Metadata-Version: 2.1
Name: varz
Version: 0.8.1
Summary: Painless variables in PyTorch and TensorFlow
Home-page: https://github.com/wesselb/varz
Author: Wessel Bruinsma
Author-email: wessel.p.bruinsma@gmail.com
License: MIT
Requires-Python: >=3.6
Description-Content-Type: text/markdown
License-File: LICENCE.txt

# [Varz](http://github.com/wesselb/varz)

[![CI](https://github.com/wesselb/varz/workflows/CI/badge.svg?branch=master)](https://github.com/wesselb/varz/actions?query=workflow%3ACI)
[![Coverage Status](https://coveralls.io/repos/github/wesselb/varz/badge.svg?branch=master&service=github)](https://coveralls.io/github/wesselb/varz?branch=master)
[![Latest Docs](https://img.shields.io/badge/docs-latest-blue.svg)](https://wesselb.github.io/varz)
[![Code style: black](https://img.shields.io/badge/code%20style-black-000000.svg)](https://github.com/psf/black)

Painless optimisation of constrained variables in AutoGrad, TensorFlow, PyTorch, and JAX

* [Requirements and Installation](#requirements-and-installation)
* [Manual](#manual)
    - [Basics](#basics)
    - [Naming](#naming)
    - [Constrained Variables](#constrained-variables)
    - [Automatic Naming of Variables](#automatic-naming-of-variables)
        - [Sequential Specification](#sequential-specification)
        - [Parametrised Specification](#parametrised-specification)
• • • • •
- _PARTS OF THE EXERCISE_
1. In the varz package description, change "Automatic Naming" to "Automated Naming" and give the text again from "- [Automatic Naming" to "- [Parametrised Specification](#parametrised-specification)".
2. Shorten the paragraph of the varz package description that begins "Metadata-Version: 2.1" into a short list, keeping its main facts.
3. Go on with the varz package description from the point where it stops.

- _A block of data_
• • • • •
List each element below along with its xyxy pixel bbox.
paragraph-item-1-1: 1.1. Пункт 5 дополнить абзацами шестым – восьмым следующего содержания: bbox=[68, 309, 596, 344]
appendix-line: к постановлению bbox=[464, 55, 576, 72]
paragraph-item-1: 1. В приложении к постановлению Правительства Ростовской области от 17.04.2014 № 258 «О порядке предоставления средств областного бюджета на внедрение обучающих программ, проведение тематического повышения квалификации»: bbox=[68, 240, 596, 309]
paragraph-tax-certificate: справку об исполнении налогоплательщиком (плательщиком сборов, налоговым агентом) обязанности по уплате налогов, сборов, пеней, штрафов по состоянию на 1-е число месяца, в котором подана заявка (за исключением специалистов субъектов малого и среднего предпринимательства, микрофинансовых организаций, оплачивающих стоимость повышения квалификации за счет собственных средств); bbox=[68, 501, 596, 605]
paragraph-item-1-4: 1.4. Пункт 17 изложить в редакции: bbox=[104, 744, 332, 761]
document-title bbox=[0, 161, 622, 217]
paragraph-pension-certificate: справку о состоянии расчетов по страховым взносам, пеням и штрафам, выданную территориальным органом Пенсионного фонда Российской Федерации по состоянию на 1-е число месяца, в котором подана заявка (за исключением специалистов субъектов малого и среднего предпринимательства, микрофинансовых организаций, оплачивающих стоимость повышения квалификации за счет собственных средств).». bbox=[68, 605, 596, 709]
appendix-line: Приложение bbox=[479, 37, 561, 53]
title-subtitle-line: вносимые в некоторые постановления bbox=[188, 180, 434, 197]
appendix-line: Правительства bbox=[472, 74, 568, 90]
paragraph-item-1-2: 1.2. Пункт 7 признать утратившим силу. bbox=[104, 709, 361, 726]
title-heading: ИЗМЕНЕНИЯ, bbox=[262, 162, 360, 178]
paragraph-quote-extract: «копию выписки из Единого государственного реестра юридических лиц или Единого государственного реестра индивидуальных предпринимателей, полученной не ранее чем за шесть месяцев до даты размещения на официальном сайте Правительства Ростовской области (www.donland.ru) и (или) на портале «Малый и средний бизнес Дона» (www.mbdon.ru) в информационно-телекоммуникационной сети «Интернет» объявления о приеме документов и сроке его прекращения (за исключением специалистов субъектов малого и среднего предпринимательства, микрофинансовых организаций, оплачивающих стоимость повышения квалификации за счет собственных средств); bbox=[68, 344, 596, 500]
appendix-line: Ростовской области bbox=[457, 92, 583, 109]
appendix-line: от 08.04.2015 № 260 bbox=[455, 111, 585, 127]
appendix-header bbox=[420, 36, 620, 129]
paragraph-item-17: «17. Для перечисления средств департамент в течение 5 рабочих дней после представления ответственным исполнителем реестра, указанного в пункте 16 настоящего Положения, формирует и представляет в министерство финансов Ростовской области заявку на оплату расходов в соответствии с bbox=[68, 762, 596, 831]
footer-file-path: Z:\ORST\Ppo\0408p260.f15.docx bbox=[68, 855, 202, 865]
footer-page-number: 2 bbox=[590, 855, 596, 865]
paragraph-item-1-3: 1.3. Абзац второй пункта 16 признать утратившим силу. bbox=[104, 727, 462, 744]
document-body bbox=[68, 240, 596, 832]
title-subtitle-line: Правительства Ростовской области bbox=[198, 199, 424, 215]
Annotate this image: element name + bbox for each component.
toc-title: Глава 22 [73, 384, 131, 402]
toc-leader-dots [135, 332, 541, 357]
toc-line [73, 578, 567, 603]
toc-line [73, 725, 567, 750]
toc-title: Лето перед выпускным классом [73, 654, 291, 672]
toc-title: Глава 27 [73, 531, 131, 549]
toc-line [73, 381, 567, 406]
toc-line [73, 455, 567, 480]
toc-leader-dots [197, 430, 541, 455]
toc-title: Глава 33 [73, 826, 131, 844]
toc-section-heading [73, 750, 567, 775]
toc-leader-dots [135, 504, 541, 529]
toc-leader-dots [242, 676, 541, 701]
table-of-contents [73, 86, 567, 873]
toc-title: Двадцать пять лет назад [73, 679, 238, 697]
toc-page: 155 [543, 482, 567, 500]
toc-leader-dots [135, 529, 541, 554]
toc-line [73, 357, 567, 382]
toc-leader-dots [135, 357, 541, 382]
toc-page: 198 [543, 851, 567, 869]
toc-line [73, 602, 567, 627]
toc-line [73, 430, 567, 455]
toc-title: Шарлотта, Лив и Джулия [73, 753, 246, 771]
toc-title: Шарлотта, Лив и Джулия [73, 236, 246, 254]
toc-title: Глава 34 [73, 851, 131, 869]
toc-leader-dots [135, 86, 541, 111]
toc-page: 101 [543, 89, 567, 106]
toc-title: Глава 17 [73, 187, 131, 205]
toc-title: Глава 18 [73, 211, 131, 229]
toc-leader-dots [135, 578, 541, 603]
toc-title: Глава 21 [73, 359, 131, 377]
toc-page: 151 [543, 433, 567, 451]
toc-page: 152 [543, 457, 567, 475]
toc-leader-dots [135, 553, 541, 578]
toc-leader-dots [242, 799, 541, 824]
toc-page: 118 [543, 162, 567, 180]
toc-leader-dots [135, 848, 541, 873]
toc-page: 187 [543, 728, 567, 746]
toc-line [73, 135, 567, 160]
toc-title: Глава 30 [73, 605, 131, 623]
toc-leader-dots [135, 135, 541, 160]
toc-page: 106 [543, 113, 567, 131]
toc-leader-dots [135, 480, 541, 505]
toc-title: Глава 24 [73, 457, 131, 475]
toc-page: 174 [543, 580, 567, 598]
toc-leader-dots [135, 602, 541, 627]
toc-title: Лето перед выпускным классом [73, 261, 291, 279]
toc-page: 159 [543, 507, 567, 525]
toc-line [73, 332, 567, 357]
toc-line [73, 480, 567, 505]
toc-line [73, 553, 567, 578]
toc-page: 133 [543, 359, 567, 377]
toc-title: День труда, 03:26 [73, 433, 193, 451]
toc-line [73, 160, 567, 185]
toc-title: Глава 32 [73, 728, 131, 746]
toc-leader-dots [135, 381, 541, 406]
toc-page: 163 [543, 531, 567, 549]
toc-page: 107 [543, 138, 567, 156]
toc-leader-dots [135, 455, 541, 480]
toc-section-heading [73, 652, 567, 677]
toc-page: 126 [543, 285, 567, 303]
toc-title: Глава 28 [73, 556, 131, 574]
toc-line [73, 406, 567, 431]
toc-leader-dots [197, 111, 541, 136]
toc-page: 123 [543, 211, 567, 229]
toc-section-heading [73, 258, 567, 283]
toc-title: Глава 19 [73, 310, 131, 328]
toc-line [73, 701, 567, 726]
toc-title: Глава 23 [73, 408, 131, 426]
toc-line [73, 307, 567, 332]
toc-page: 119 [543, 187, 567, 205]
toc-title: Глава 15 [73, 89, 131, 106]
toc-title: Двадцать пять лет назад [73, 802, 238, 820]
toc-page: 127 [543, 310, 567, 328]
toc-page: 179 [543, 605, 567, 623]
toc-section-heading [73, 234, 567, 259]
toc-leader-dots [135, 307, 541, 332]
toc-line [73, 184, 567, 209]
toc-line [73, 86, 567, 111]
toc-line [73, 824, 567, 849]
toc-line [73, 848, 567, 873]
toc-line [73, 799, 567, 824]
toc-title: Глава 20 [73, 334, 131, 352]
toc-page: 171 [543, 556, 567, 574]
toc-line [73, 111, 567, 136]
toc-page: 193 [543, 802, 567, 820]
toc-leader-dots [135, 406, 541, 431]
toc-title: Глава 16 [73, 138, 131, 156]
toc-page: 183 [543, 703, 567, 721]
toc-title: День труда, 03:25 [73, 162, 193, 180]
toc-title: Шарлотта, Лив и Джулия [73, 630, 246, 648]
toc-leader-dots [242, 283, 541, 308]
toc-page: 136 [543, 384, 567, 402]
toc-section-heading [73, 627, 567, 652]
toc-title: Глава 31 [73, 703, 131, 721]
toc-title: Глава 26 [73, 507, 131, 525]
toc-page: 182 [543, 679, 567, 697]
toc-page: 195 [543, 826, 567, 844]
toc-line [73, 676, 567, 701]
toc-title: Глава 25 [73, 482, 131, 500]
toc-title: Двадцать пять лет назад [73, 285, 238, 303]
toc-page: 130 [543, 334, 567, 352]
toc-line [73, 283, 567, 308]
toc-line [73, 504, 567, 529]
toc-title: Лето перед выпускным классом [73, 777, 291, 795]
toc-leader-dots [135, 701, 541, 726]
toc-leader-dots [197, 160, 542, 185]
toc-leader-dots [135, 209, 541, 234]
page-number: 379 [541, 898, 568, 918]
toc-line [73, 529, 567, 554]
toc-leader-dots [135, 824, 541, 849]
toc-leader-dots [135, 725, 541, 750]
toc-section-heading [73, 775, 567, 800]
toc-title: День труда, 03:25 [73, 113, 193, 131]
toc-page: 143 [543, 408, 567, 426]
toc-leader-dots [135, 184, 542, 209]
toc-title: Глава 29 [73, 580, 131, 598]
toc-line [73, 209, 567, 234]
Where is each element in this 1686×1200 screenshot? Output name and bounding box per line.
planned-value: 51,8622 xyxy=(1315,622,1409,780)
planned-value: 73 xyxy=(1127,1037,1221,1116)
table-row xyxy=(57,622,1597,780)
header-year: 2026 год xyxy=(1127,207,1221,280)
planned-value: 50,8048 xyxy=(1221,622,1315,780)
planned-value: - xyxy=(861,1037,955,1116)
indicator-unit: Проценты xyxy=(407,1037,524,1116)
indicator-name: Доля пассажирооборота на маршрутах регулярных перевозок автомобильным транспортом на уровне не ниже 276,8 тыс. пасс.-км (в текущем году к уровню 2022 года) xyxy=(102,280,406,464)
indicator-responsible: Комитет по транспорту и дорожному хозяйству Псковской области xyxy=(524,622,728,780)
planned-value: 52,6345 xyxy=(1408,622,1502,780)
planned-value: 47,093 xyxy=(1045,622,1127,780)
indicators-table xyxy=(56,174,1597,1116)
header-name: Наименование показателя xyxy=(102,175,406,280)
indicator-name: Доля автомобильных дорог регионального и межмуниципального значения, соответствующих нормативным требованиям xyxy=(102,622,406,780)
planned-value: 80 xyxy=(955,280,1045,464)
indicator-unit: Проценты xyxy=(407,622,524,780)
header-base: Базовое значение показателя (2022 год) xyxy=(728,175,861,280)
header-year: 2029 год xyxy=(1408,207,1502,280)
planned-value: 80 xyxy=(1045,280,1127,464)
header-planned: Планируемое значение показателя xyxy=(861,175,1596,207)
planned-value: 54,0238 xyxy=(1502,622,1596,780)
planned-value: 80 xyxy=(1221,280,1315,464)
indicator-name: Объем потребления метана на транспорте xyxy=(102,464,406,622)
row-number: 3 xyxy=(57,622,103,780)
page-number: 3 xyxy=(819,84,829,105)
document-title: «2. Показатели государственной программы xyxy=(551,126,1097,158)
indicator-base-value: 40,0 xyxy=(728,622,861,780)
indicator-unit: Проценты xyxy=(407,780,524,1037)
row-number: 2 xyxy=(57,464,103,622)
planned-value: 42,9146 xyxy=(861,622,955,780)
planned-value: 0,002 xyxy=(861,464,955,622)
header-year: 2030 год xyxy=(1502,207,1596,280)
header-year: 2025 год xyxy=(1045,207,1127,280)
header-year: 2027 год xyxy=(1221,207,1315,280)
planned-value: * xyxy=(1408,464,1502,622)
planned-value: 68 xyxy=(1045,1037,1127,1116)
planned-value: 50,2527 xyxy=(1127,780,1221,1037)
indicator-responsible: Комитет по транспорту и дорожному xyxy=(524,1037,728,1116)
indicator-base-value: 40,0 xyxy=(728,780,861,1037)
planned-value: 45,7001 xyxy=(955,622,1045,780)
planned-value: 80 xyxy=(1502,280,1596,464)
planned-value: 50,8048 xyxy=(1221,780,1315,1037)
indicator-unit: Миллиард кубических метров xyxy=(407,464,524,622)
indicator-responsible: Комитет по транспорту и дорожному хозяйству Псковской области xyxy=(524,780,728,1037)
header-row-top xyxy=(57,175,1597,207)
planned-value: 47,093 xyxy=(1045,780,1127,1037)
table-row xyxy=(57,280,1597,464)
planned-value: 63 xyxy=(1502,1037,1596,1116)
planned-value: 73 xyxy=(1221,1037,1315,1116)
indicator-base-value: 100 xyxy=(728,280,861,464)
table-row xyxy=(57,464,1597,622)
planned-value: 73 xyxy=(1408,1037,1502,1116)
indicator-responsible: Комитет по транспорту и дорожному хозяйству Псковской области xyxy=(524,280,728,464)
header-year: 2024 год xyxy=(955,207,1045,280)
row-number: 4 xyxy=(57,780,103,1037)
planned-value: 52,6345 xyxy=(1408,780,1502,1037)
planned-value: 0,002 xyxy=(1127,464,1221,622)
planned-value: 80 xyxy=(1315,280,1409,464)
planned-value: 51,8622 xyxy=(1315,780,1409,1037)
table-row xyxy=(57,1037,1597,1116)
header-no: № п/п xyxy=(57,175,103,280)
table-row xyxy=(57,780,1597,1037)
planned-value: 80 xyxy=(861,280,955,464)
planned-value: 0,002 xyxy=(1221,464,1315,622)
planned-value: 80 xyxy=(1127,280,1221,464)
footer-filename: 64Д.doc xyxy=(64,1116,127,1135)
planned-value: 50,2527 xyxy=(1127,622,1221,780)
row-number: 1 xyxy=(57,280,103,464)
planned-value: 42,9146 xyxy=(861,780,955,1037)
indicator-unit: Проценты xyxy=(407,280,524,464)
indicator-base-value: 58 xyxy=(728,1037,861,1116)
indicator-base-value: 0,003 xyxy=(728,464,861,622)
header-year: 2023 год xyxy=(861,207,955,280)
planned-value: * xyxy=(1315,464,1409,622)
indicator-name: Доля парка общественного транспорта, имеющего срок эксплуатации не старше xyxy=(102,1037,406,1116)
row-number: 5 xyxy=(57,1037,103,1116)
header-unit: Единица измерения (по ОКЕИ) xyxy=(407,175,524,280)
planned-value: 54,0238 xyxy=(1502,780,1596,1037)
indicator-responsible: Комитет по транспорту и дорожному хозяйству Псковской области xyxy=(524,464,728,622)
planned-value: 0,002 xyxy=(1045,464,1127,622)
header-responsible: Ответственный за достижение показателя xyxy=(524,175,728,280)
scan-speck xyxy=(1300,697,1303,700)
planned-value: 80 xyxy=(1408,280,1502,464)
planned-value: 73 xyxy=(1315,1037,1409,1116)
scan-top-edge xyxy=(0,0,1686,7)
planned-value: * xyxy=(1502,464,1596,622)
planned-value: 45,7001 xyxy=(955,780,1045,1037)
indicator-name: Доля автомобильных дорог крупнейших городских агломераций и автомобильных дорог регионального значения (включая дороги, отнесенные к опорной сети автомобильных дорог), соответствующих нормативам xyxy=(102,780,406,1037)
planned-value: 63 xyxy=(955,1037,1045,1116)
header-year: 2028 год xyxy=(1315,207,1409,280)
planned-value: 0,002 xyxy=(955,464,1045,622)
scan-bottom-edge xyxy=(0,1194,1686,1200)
• • • • •
- _ANSWERS PROVIDED_
1.
- [Automated Naming of Variables](#automatic-naming-of-variables)
        - [Sequential Specification](#sequential-specification)
        - [Parametrised Specification](#parametrised-specification)

2.
- Package: varz, version 0.8.1 (metadata version 2.1)
- Summary: painless variables in PyTorch and TensorFlow
- Home page: https://github.com/wesselb/varz
- Author: Wessel Bruinsma (wessel.p.bruinsma@gmail.com)
- License: MIT, in the file LICENCE.txt
- Needs Python 3.6 or later
- Description format: Markdown

3.
        - [Namespaces](#namespaces)
        - [Structlike Specification](#structlike-specification)
    - [Optimisers](#optimisers)
    - [PyTorch Specifics](#pytorch-specifics)
    - [Getting and Setting Latent Representations of Variables as a Vector](#getting-and-setting-latent-representations-of-variables-as-a-vector)
    - [Getting Variables from a Source](#get-variables-from-a-source)
 * [Examples](#examples)
    - [Minimise a Function Using L-BFGS-B in AutoGrad](#minimise-a-function-using-l-bfgs-b-in-autograd)
    - [Minimise a Function Using L-BFGS-B in TensorFlow](#minimise-a-function-using-l-bfgs-b-in-tensorflow)
    - [Minimise a Function Using L-BFGS-B in PyTorch](#minimise-a-function-using-l-bfgs-b-in-pytorch)
    - [Minimise a Function Using L-BFGS-B in JAX](#minimise-a-function-using-l-bfgs-b-in-jax)
    - [Tracking the Learning Curve in JAX](#tracking-the-learning-curve-in-jax)
    
## Requirements and Installation

See [the instructions here](https://gist.github.com/wesselb/4b44bf87f3789425f96e26c4308d0adc).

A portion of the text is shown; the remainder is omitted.